- Given instruction -
Using the records that follow, copy every line containing the word "Dimensions".

- Materials provided -
******

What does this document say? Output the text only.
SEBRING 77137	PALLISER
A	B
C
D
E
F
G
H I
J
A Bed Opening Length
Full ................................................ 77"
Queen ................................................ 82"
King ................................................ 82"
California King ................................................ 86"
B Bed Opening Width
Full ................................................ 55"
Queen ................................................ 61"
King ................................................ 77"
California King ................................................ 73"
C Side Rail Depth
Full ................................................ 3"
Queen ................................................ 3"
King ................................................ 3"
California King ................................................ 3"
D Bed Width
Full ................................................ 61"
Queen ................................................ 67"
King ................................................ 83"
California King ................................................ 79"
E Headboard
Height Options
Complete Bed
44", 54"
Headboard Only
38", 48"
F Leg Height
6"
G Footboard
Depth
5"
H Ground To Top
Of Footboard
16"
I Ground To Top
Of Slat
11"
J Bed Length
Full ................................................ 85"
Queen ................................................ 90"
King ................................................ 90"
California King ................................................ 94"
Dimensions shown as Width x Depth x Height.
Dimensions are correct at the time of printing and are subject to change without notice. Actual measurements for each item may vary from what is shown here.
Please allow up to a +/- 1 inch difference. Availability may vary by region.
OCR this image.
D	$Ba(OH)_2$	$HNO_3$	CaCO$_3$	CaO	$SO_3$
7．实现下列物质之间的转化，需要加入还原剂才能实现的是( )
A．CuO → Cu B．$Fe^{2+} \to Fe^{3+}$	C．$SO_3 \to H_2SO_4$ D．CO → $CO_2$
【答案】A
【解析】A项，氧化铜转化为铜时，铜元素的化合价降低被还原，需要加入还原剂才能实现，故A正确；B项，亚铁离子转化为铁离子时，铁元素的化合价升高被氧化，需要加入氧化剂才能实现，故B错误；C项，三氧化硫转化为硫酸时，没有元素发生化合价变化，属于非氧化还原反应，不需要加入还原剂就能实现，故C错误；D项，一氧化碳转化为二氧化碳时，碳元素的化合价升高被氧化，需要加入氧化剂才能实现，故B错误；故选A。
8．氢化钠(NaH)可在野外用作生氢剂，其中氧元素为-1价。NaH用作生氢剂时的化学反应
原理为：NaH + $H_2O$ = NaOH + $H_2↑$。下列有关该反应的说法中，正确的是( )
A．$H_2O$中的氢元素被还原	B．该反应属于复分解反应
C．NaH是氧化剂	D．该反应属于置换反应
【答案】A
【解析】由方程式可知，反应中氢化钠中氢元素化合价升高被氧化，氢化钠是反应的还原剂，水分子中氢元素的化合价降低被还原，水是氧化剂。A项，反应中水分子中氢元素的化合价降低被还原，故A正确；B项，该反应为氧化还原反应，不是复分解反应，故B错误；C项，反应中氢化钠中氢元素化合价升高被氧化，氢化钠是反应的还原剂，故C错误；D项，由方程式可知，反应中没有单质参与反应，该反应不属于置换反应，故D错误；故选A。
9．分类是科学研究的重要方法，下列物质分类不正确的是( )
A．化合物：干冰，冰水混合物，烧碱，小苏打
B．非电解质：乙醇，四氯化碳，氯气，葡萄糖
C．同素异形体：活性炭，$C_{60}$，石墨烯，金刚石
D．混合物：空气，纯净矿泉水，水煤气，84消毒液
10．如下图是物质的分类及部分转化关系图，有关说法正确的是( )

******

- Answer to this task -
Dimensions shown as Width x Depth x Height.
Dimensions are correct at the time of printing and are subject to change without notice. Actual measurements for each item may vary from what is shown here.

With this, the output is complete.